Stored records
:::::

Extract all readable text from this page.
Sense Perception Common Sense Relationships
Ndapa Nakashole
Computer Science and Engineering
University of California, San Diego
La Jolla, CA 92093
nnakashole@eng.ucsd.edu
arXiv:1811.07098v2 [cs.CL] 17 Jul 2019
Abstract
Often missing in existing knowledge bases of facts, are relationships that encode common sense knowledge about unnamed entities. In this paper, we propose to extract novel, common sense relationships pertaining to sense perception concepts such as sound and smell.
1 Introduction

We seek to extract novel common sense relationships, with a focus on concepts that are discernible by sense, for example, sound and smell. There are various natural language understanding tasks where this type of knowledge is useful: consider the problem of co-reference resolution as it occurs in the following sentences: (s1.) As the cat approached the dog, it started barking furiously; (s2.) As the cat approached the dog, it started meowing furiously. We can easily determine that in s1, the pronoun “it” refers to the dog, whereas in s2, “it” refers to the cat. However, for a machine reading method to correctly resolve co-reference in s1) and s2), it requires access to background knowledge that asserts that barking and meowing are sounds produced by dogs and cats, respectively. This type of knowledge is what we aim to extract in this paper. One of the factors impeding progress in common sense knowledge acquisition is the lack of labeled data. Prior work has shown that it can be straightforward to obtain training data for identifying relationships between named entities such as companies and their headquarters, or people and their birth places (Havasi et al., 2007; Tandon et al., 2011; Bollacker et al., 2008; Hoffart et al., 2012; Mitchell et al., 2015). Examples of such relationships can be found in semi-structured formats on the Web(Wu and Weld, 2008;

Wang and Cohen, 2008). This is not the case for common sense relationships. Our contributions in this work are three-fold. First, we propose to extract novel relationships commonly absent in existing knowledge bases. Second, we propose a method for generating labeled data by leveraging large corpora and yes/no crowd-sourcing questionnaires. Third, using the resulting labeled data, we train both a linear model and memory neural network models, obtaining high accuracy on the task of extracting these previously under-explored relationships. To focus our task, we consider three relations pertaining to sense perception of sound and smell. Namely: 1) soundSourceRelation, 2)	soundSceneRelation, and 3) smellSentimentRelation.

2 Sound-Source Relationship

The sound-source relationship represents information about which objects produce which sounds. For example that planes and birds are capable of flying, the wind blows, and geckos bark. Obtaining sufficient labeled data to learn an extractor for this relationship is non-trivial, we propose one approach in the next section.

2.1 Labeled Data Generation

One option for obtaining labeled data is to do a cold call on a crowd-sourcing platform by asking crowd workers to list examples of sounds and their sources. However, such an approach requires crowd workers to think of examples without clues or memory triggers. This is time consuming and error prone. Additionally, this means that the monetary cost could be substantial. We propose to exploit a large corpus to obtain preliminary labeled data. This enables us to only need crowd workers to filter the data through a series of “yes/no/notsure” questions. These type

:::::

Write out the whole listing again, exactly as it stands.

Extract all readable text from this page.
Sense Perception Common Sense Relationships
Ndapa Nakashole
Computer Science and Engineering
University of California, San Diego
La Jolla, CA 92093
nnakashole@eng.ucsd.edu
arXiv:1811.07098v2 [cs.CL] 17 Jul 2019
Abstract
Often missing in existing knowledge bases of facts, are relationships that encode common sense knowledge about unnamed entities. In this paper, we propose to extract novel, common sense relationships pertaining to sense perception concepts such as sound and smell.
1 Introduction

We seek to extract novel common sense relationships, with a focus on concepts that are discernible by sense, for example, sound and smell. There are various natural language understanding tasks where this type of knowledge is useful: consider the problem of co-reference resolution as it occurs in the following sentences: (s1.) As the cat approached the dog, it started barking furiously; (s2.) As the cat approached the dog, it started meowing furiously. We can easily determine that in s1, the pronoun “it” refers to the dog, whereas in s2, “it” refers to the cat. However, for a machine reading method to correctly resolve co-reference in s1) and s2), it requires access to background knowledge that asserts that barking and meowing are sounds produced by dogs and cats, respectively. This type of knowledge is what we aim to extract in this paper. One of the factors impeding progress in common sense knowledge acquisition is the lack of labeled data. Prior work has shown that it can be straightforward to obtain training data for identifying relationships between named entities such as companies and their headquarters, or people and their birth places (Havasi et al., 2007; Tandon et al., 2011; Bollacker et al., 2008; Hoffart et al., 2012; Mitchell et al., 2015). Examples of such relationships can be found in semi-structured formats on the Web(Wu and Weld, 2008;

Wang and Cohen, 2008). This is not the case for common sense relationships. Our contributions in this work are three-fold. First, we propose to extract novel relationships commonly absent in existing knowledge bases. Second, we propose a method for generating labeled data by leveraging large corpora and yes/no crowd-sourcing questionnaires. Third, using the resulting labeled data, we train both a linear model and memory neural network models, obtaining high accuracy on the task of extracting these previously under-explored relationships. To focus our task, we consider three relations pertaining to sense perception of sound and smell. Namely: 1) soundSourceRelation, 2)	soundSceneRelation, and 3) smellSentimentRelation.

2 Sound-Source Relationship

The sound-source relationship represents information about which objects produce which sounds. For example that planes and birds are capable of flying, the wind blows, and geckos bark. Obtaining sufficient labeled data to learn an extractor for this relationship is non-trivial, we propose one approach in the next section.

2.1 Labeled Data Generation

One option for obtaining labeled data is to do a cold call on a crowd-sourcing platform by asking crowd workers to list examples of sounds and their sources. However, such an approach requires crowd workers to think of examples without clues or memory triggers. This is time consuming and error prone. Additionally, this means that the monetary cost could be substantial. We propose to exploit a large corpus to obtain preliminary labeled data. This enables us to only need crowd workers to filter the data through a series of “yes/no/notsure” questions. These type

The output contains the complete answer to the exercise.